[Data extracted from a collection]
>>>>>
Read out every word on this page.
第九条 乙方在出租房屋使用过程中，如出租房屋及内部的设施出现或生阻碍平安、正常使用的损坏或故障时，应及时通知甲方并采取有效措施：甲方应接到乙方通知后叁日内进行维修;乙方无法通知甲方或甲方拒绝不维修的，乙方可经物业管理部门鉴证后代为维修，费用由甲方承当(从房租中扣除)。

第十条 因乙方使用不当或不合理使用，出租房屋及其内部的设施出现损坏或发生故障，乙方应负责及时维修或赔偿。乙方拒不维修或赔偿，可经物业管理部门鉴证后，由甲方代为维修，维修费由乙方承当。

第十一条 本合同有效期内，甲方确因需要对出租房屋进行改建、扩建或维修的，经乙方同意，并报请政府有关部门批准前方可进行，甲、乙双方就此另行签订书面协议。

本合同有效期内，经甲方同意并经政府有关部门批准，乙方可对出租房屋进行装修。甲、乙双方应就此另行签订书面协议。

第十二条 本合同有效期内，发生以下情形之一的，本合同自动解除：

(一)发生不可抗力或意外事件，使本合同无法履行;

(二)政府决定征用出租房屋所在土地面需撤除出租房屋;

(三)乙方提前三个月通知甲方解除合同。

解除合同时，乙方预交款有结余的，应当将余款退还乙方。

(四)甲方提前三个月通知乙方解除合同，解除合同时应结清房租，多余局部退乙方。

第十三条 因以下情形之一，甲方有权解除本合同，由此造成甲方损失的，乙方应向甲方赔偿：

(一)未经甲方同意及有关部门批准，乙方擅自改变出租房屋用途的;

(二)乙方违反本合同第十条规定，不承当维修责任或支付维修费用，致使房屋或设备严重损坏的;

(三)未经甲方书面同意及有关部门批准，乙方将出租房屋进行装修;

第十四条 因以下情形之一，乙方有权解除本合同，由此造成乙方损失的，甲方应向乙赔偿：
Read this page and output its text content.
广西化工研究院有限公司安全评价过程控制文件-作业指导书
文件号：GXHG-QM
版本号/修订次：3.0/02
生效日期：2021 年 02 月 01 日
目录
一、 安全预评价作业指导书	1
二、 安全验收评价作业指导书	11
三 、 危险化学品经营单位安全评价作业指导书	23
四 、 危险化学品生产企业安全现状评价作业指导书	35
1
<<<<<
Copy the lines from the entries above in which the word "本合同有效期内" appears.

第十一条 本合同有效期内，甲方确因需要对出租房屋进行改建、扩建或维修的，经乙方同意，并报请政府有关部门批准前方可进行，甲、乙双方就此另行签订书面协议。
本合同有效期内，经甲方同意并经政府有关部门批准，乙方可对出租房屋进行装修。甲、乙双方应就此另行签订书面协议。
第十二条 本合同有效期内，发生以下情形之一的，本合同自动解除：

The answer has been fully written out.